TO BE DONE — Below are the records. Gather each line that holds "ylabel".

SOURCE RECORDS —
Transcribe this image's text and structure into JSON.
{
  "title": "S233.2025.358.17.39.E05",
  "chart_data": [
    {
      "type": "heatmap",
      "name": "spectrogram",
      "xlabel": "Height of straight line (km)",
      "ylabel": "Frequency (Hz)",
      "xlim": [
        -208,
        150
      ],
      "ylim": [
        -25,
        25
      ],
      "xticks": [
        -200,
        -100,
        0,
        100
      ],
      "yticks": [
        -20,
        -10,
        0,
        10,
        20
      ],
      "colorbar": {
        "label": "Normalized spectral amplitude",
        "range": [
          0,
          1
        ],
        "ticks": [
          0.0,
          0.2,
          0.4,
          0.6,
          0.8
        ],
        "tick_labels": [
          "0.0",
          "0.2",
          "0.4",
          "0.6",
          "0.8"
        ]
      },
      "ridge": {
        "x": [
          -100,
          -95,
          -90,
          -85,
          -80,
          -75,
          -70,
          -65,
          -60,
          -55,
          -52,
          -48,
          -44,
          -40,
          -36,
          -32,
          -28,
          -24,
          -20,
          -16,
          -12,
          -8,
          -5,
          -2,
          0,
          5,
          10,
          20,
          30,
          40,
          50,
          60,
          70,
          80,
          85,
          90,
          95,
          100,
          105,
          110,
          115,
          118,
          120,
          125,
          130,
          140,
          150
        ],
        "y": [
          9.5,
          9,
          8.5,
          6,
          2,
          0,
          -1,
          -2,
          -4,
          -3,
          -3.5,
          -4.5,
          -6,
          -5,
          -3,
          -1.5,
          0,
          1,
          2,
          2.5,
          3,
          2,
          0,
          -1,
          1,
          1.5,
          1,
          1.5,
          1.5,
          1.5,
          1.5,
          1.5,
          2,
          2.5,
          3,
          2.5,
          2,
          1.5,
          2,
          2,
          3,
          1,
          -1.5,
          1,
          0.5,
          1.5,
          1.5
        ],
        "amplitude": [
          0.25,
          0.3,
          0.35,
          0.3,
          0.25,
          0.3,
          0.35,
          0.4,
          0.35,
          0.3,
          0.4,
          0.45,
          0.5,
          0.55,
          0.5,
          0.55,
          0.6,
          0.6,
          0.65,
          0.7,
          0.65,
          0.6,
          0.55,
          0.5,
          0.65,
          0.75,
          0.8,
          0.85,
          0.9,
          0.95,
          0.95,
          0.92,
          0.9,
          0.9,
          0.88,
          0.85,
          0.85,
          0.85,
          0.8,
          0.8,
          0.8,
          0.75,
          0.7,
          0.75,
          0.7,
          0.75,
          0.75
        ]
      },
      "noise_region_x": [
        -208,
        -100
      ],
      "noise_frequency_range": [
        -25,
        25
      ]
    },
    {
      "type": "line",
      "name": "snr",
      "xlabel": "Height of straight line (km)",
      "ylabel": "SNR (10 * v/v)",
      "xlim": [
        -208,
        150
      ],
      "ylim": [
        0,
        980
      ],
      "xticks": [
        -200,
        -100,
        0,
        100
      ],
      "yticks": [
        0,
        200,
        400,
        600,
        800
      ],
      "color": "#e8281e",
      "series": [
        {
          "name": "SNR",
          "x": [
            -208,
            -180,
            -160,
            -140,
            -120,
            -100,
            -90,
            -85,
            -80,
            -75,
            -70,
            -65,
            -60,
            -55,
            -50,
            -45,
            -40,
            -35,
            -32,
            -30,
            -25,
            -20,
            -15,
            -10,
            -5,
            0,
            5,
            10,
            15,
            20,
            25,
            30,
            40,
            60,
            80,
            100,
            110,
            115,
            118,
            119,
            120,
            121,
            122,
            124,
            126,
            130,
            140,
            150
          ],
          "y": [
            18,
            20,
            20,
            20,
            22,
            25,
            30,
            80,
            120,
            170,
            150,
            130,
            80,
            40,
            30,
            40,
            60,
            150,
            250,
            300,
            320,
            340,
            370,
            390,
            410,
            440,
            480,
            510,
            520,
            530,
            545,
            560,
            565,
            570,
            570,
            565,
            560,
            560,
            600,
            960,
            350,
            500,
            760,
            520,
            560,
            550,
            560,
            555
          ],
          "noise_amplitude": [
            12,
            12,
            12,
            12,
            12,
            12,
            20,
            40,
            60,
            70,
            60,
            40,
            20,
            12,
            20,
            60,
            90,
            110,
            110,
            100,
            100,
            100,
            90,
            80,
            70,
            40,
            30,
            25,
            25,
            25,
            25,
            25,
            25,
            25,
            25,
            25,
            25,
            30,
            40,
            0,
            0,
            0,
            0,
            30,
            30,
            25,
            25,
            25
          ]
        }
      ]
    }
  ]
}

EXERCISE SOLUTION —
      "ylabel": "Frequency (Hz)",
      "ylabel": "SNR (10 * v/v)",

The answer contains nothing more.